## Görev
Cuma namazı ve devlet başkanı konusundaki metinde çift tırnak içinde verilen bütün ifadeleri, metinde geçtikleri sırayla alt alta yazın.

## Verilen metin
● ● ●

Biz, bütün ulemânın izini takip ederek Allah'ın mutlak olarak farz kıldığı bir ibâdetin hiç bir kimsenin görüşünden veya herhangi bir topluluğun davranışından dolayı terk edilemeyeceği noktasında herhangi bir tereddüt taşımıyoruz. Biz biliyor ve inanıyoruz ki bütün namazları kıldırmak devlet başkanının bir vazifesi hem de imâmetinin meşrûluğunun sebeblerinden biridir. Fakat devlet başkanının bu namazları kıldırmak vazifesiyle yükümlü olması, bu namazların farziyyetinin ve meşrûluğunun bir sebebi değildir. Bu, bütün mezheb imamlarına göre hatta Hanefî ulemâsına göre de böyledir. Yukarıda naklettiğimiz Hanefî imamlarının görüşleri bunun isbâtıdır. Şâyet Hanefî mezhebine göre devlet başkanı bu namazın meşrûiyyetinin bir sebebi ve "olmazsa olmaz"ı sayılmış olsaydı, bu âlimler "Dâru'l-Harb" olsun "Dâru'l-İslâm" olsun her halükarda Cumua namazının kılınacağı fikrini savunarak "kâfirlerin istîlâ ettiği beldelerde bile sahih olmasına rağmen, fitne zamanlarında kılınan Cumua namazı geçerli değildir" diyenlerin câhilliği ortaya çıkmıştır (İbn Âbidin, Hâşiyetü Reddi'l-Muhtâr Ale'd-Durri'l-Muhtâr Şerhu Tenvîr 'il-Ebsâr, 2/l) derler miydi?!

● ● ●

## Veri kümesinden kesit

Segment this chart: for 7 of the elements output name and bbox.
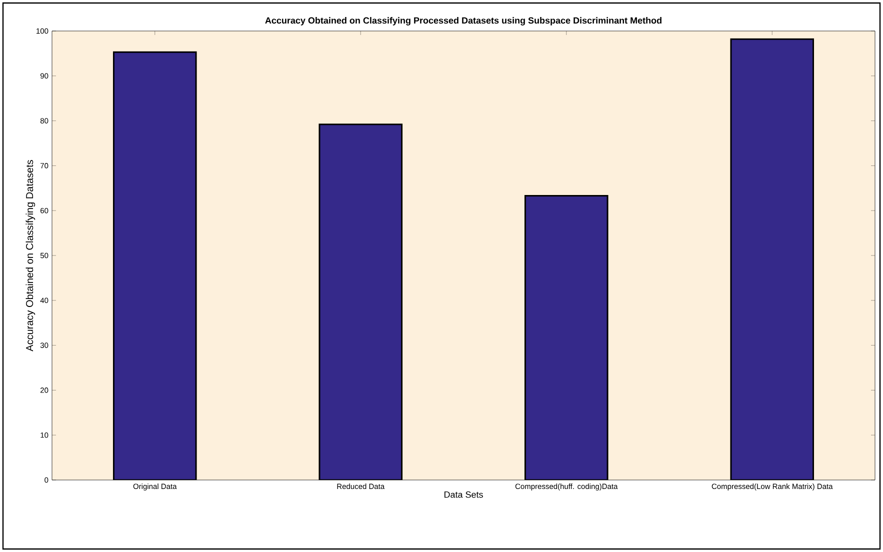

● ● ●

## Eksiksiz yanıt
- "olmazsa olmaz"
- "Dâru'l-Harb"
- "Dâru'l-İslâm"
- "kâfirlerin istîlâ ettiği beldelerde bile sahih olmasına rağmen, fitne zamanlarında kılınan Cumua namazı geçerli değildir"